━━━━━ Dataset extract

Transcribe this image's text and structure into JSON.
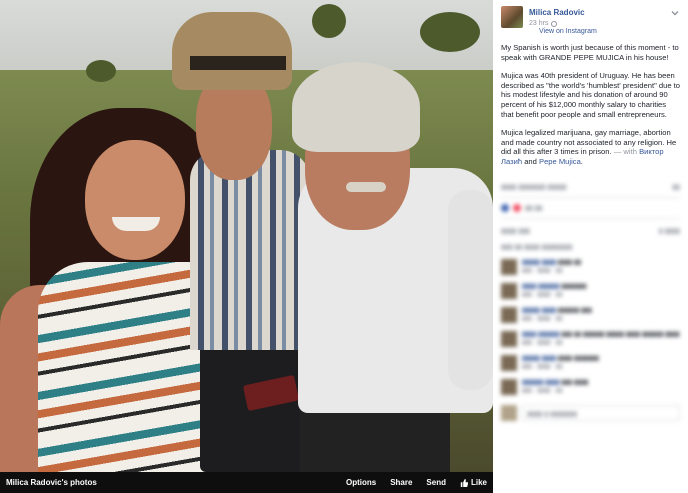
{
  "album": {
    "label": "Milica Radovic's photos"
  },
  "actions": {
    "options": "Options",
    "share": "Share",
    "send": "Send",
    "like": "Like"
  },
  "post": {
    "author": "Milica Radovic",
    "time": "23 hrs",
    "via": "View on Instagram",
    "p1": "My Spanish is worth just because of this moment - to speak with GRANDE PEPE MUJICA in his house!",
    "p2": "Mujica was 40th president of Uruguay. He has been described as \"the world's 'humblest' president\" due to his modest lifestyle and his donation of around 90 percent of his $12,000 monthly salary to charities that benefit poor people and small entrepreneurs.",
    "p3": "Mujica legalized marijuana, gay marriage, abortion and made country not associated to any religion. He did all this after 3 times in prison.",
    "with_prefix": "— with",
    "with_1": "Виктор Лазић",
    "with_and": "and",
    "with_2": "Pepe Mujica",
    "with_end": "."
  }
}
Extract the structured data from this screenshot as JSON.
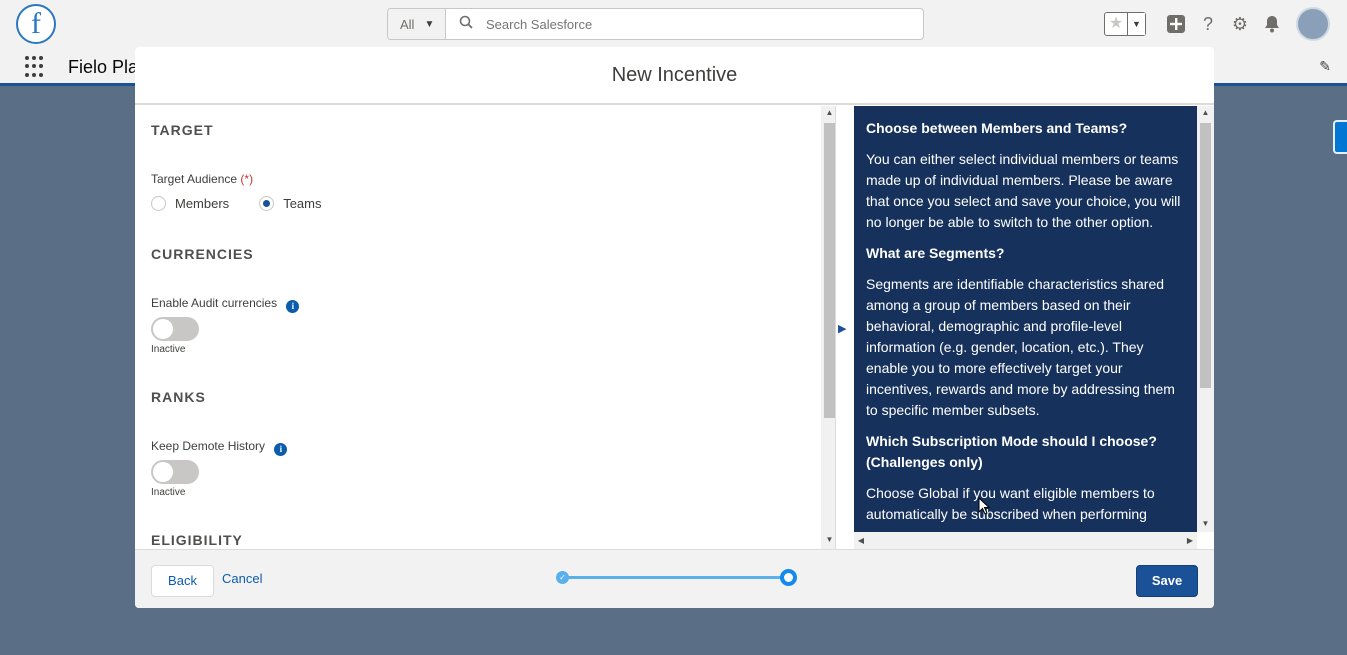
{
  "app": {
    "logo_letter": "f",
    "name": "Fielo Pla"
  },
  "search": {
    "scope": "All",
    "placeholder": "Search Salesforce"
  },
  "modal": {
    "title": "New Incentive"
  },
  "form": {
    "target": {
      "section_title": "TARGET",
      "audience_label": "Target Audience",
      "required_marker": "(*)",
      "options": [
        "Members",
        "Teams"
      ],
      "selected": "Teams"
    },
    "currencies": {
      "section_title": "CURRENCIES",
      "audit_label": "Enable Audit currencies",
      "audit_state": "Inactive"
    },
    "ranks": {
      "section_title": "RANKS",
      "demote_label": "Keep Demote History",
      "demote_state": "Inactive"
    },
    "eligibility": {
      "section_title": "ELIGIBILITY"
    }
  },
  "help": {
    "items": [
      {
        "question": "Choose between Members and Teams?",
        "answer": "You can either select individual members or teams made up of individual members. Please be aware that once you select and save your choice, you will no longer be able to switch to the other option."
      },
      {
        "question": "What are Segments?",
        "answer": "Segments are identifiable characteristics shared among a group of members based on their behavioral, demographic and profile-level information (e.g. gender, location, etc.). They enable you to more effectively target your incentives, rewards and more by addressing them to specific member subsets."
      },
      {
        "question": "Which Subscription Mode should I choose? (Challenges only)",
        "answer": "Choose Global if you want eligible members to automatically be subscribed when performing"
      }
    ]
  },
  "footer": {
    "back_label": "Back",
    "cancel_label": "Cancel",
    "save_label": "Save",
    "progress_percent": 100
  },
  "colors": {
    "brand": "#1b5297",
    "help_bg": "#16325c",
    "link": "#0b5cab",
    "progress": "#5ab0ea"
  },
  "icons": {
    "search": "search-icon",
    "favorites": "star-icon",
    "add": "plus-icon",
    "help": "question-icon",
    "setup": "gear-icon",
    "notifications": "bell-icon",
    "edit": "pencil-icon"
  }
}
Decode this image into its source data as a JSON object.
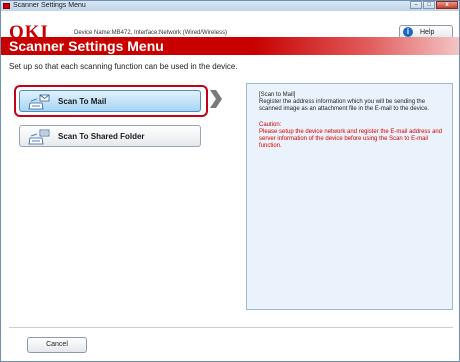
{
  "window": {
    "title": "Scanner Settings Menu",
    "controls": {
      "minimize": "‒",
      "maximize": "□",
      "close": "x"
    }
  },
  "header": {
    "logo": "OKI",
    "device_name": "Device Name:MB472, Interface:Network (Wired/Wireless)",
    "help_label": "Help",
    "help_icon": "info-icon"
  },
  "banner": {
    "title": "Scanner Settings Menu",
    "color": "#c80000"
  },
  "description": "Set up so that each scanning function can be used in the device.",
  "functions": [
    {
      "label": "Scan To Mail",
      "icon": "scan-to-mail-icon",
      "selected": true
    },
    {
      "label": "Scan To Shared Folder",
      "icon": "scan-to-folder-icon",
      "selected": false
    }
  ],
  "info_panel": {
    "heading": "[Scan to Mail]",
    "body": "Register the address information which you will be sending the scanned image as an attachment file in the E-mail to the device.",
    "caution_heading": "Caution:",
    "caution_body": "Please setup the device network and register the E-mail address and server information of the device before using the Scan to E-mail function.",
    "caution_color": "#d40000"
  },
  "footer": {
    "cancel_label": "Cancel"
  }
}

━━━━━━━━━━

### Directive
Take each line containing the string "Cancel" and copy it out.

### Answer
    "cancel_label": "Cancel",
    "cancel_label": "Cancel"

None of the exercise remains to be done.